# The exercise
Search the material for "else" and show all lines that contain it.
------ Data in this exercise ------
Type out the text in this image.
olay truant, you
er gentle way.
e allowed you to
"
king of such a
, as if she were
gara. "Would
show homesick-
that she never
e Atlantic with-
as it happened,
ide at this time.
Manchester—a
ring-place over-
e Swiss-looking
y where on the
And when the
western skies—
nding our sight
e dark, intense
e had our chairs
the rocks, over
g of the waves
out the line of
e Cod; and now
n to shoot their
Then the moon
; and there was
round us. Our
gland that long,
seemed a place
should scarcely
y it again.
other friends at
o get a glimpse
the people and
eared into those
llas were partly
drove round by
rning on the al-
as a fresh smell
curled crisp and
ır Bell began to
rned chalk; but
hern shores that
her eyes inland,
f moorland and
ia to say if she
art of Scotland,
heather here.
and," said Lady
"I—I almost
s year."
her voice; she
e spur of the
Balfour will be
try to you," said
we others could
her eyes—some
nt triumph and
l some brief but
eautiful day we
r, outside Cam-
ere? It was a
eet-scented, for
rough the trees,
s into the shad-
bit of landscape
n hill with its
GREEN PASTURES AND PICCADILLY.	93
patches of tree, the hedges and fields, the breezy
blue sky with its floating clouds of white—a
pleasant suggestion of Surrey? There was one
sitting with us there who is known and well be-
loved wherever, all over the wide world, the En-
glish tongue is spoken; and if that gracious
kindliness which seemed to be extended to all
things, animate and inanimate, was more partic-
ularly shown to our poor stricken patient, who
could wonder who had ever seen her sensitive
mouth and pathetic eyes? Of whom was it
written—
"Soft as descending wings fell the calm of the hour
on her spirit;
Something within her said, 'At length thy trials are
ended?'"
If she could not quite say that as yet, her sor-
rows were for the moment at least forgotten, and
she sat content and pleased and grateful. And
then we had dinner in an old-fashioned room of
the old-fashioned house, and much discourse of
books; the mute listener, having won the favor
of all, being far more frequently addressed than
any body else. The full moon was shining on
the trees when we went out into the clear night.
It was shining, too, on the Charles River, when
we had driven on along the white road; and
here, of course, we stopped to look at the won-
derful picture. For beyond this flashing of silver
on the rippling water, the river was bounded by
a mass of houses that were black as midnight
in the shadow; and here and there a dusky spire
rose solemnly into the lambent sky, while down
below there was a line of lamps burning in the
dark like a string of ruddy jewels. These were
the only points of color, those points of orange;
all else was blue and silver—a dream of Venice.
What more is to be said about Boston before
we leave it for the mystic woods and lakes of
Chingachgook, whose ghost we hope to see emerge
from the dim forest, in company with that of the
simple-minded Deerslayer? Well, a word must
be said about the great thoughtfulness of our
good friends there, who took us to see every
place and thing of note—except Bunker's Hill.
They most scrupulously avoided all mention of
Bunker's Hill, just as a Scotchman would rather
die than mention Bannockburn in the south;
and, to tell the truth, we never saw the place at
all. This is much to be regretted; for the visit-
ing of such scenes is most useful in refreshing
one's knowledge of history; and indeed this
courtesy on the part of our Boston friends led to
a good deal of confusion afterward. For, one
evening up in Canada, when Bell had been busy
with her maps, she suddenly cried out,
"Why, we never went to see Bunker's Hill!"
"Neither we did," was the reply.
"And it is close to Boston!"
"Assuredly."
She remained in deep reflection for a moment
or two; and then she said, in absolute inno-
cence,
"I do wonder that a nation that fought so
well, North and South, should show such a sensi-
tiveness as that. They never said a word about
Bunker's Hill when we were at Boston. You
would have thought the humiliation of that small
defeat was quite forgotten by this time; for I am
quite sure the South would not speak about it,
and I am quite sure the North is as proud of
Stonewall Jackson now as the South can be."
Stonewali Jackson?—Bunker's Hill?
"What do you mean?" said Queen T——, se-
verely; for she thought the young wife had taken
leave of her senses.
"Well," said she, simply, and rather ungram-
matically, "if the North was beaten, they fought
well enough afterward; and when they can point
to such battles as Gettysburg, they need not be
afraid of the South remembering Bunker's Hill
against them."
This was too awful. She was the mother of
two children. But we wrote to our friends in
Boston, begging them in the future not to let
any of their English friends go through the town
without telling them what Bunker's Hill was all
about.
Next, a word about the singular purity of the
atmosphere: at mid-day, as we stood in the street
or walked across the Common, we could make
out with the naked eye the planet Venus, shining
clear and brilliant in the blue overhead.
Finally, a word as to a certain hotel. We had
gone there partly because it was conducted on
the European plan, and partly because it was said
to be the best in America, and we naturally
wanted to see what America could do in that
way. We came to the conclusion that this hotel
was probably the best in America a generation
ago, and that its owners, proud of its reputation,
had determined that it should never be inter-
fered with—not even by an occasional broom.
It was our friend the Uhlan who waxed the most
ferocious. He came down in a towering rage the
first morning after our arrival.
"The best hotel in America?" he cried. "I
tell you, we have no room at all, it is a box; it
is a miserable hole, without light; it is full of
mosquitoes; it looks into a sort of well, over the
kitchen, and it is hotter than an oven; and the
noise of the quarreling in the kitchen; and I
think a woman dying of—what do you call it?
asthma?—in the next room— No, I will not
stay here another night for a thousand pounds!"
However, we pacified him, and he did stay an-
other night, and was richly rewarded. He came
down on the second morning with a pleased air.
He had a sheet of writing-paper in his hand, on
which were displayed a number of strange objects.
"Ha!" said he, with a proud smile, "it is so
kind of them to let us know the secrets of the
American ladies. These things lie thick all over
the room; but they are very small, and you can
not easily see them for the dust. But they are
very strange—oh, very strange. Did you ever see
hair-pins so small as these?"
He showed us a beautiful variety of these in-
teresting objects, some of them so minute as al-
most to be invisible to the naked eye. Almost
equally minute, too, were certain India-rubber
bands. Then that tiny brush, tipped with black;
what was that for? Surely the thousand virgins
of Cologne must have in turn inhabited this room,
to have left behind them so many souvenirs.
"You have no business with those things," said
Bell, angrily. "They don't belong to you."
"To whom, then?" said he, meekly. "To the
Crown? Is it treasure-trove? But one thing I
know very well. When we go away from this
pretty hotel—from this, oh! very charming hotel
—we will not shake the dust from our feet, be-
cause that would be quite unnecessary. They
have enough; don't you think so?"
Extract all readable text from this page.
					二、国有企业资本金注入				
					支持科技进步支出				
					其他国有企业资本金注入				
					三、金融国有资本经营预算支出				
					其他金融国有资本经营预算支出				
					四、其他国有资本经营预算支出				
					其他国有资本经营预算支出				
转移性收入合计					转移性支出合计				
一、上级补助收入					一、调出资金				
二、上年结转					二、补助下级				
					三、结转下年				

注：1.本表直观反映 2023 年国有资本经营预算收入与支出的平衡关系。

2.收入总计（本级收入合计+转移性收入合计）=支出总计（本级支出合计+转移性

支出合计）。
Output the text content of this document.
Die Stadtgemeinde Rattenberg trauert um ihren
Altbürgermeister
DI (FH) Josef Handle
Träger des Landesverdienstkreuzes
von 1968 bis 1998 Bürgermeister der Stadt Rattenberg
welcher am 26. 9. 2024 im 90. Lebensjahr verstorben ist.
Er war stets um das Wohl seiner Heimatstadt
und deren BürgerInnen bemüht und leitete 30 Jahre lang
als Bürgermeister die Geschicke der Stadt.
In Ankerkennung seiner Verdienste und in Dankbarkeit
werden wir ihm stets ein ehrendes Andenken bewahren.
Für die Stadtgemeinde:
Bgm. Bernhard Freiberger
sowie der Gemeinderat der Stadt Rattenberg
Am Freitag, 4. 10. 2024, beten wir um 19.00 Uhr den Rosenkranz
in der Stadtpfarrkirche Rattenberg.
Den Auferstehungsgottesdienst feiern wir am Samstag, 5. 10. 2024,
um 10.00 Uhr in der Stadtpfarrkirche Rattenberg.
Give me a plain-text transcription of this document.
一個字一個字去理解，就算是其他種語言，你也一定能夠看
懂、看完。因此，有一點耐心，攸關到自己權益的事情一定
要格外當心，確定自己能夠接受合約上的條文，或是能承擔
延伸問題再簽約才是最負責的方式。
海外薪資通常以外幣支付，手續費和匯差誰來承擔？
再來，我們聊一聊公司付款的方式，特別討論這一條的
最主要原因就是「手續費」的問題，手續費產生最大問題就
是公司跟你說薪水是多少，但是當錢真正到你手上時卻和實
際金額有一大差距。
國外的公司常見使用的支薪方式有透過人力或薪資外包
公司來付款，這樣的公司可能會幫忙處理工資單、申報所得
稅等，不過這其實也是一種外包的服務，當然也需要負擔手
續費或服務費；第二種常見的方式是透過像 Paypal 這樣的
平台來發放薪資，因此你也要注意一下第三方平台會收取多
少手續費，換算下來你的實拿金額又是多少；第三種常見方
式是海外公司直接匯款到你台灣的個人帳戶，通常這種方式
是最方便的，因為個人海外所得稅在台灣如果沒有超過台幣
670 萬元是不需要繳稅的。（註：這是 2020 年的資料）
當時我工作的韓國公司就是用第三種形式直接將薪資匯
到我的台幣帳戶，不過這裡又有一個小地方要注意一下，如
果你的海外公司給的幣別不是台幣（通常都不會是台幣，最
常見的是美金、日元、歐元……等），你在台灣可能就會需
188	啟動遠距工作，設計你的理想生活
------
# Completed exercise
any body else. The full moon was shining on
all else was blue and silver—a dream of Venice.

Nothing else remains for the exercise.